** start of Input data **
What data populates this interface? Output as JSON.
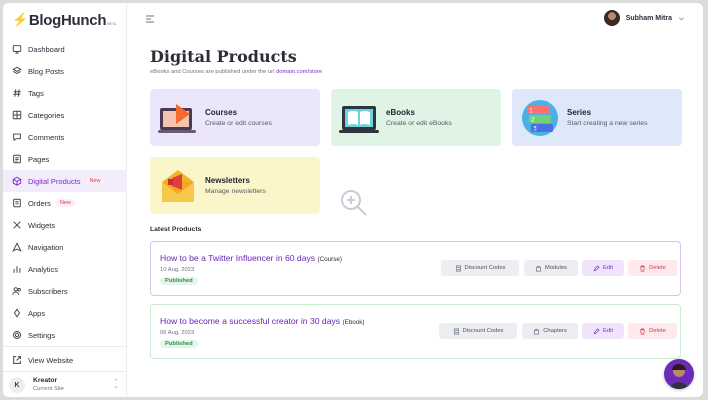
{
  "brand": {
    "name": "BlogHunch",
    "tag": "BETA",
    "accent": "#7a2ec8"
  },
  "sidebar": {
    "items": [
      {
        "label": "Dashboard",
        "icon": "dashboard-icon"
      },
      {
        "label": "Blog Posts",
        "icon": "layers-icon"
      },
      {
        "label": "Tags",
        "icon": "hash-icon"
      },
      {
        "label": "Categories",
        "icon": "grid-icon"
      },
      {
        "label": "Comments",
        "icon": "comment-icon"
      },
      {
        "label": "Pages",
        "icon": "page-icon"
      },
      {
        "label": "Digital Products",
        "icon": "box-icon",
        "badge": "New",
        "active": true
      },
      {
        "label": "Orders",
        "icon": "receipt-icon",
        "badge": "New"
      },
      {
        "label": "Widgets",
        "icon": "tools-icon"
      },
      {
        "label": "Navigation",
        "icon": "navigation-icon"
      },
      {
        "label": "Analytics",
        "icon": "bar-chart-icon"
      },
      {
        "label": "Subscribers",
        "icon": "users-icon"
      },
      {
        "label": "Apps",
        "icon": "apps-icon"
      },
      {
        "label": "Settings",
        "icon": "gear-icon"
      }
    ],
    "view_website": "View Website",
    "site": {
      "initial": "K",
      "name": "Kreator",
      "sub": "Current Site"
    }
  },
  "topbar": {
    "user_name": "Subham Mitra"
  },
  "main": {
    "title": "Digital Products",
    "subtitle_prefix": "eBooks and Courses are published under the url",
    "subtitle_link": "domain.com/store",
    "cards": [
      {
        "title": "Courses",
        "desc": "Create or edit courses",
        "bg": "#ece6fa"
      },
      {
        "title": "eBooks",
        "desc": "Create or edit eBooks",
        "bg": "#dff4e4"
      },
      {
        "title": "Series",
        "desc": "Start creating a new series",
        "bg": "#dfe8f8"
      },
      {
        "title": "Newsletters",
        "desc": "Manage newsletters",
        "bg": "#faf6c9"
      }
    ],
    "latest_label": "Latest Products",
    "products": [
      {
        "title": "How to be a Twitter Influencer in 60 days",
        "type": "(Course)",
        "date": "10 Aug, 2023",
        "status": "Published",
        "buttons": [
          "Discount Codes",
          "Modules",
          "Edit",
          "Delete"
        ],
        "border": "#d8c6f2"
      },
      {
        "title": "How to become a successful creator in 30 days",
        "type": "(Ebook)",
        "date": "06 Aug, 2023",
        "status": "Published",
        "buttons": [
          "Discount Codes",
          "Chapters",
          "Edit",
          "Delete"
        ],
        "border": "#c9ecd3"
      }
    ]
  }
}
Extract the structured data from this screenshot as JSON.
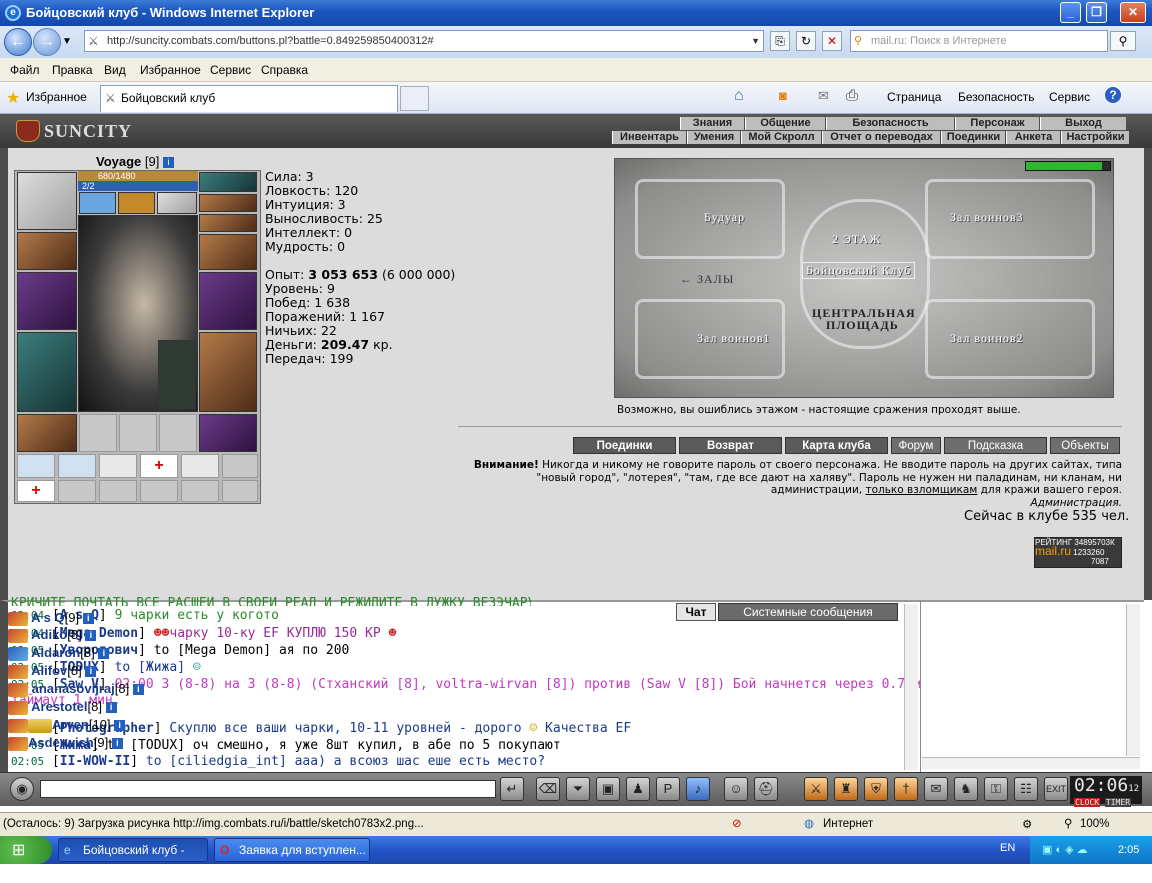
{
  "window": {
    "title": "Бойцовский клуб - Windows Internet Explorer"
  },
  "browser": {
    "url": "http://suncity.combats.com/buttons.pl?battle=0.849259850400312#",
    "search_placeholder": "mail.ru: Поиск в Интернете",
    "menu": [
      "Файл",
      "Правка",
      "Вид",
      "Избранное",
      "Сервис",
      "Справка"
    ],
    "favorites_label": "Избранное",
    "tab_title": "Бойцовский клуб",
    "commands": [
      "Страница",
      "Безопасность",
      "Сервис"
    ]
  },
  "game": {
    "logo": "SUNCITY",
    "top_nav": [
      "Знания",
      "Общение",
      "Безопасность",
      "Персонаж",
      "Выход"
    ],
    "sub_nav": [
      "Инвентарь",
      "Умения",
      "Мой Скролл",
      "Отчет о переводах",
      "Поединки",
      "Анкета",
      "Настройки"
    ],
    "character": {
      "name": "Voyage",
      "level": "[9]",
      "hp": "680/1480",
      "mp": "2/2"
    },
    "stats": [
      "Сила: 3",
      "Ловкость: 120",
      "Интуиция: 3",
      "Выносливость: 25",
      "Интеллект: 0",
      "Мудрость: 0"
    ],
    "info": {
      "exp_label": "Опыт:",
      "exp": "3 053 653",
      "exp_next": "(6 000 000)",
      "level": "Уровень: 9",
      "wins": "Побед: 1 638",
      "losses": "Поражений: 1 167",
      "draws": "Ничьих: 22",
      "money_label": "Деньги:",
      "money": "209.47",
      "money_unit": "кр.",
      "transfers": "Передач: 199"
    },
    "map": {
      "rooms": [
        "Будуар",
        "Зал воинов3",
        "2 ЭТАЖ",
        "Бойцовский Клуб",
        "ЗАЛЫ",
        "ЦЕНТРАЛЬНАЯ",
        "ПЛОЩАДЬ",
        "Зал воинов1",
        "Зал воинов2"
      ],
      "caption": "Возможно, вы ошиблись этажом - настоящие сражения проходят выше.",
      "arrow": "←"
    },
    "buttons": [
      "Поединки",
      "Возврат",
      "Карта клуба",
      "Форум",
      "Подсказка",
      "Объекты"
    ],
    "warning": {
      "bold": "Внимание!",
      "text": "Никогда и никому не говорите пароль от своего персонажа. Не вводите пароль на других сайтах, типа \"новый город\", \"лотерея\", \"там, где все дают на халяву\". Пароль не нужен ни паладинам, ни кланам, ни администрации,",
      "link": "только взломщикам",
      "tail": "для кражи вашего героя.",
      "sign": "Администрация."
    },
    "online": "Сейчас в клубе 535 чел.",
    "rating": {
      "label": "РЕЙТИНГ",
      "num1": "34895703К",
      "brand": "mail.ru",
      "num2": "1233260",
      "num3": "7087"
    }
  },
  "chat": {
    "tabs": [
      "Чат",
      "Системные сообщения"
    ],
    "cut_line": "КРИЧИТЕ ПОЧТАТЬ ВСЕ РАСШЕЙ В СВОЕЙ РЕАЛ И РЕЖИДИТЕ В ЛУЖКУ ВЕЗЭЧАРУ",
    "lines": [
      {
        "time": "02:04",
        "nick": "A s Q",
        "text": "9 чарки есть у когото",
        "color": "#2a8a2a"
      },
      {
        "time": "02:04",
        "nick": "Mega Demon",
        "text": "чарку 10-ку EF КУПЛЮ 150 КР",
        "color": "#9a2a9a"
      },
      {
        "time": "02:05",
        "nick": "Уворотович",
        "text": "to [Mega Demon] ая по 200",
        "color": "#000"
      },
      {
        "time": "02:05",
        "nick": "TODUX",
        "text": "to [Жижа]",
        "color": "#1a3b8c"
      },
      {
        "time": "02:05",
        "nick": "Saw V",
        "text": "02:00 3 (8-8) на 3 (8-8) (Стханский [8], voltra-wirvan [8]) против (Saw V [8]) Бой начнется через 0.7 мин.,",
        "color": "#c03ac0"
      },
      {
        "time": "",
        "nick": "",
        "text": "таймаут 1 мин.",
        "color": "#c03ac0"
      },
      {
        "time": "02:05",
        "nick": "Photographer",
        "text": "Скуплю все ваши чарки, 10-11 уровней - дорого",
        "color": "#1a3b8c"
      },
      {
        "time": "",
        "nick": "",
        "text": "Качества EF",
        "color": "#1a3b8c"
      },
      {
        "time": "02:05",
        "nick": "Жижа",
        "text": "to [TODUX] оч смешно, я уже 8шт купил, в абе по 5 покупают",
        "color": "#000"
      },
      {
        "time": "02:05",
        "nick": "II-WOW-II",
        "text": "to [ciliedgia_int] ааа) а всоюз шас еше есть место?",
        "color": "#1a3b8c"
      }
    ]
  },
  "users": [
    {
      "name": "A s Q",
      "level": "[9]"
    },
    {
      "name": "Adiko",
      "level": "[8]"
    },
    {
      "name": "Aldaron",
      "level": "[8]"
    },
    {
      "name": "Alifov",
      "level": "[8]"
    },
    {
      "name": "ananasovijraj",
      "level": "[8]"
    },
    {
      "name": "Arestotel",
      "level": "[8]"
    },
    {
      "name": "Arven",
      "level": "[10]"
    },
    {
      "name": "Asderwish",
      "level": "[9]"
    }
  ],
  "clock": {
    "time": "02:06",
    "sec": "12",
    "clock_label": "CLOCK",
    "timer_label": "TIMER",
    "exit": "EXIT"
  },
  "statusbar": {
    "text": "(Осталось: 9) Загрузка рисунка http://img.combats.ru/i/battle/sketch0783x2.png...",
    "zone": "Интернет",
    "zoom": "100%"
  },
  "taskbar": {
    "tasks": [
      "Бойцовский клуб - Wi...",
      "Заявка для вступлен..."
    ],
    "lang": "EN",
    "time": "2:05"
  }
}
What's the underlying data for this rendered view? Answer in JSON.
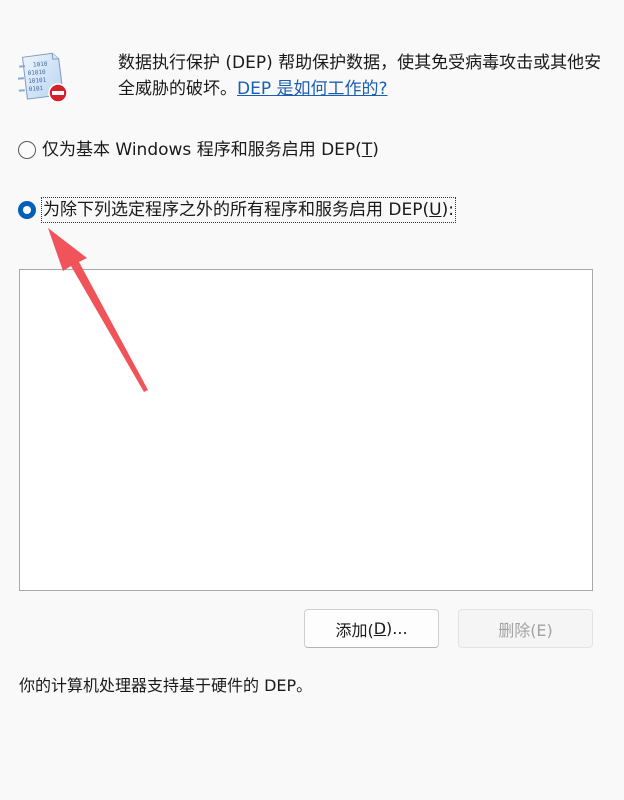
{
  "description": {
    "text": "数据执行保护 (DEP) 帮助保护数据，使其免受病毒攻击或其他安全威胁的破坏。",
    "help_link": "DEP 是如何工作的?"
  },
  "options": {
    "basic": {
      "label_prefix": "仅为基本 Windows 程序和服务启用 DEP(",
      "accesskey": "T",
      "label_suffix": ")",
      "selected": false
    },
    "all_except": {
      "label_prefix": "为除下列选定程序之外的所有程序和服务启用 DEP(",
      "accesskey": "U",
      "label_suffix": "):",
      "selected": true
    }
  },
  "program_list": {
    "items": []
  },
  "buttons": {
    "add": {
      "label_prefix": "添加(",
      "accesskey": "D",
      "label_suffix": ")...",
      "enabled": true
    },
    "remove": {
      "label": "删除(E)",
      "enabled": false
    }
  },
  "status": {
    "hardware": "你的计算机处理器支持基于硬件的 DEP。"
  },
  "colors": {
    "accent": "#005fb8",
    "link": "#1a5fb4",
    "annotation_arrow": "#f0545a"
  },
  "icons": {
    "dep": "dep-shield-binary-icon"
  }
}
** end of Input data **
#### Problem to solve
Work out how many lines in the entries hold the string "battle". Your answer should consist solely of that number.

#### Solved problem
2